DATA SUPPLIED >>

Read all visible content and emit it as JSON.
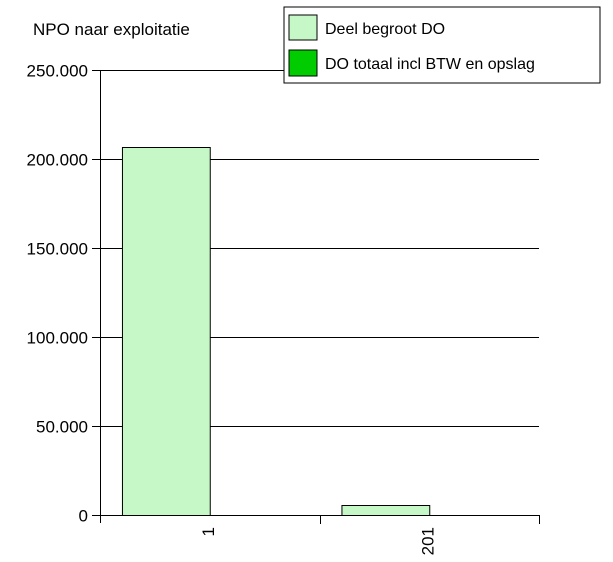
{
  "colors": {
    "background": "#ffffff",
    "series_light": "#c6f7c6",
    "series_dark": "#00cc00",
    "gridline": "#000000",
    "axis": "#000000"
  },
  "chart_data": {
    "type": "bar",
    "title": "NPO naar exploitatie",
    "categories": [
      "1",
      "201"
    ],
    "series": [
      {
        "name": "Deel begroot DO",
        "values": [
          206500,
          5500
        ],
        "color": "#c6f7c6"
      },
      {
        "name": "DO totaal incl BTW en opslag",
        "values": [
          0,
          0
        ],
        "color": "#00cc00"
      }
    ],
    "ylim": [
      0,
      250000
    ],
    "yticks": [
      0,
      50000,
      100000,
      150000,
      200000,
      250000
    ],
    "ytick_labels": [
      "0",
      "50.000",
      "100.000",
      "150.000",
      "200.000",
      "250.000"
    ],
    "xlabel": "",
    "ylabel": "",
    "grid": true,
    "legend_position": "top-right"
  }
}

EXERCISE BRIEF >>
Reproduce all of the material exactly, apart from the pictures.

RESULT OF THE EXERCISE >>
Read all visible content and emit it as JSON.
{
  "colors": {
    "background": "#ffffff",
    "series_light": "#c6f7c6",
    "series_dark": "#00cc00",
    "gridline": "#000000",
    "axis": "#000000"
  },
  "chart_data": {
    "type": "bar",
    "title": "NPO naar exploitatie",
    "categories": [
      "1",
      "201"
    ],
    "series": [
      {
        "name": "Deel begroot DO",
        "values": [
          206500,
          5500
        ],
        "color": "#c6f7c6"
      },
      {
        "name": "DO totaal incl BTW en opslag",
        "values": [
          0,
          0
        ],
        "color": "#00cc00"
      }
    ],
    "ylim": [
      0,
      250000
    ],
    "yticks": [
      0,
      50000,
      100000,
      150000,
      200000,
      250000
    ],
    "ytick_labels": [
      "0",
      "50.000",
      "100.000",
      "150.000",
      "200.000",
      "250.000"
    ],
    "xlabel": "",
    "ylabel": "",
    "grid": true,
    "legend_position": "top-right"
  }
}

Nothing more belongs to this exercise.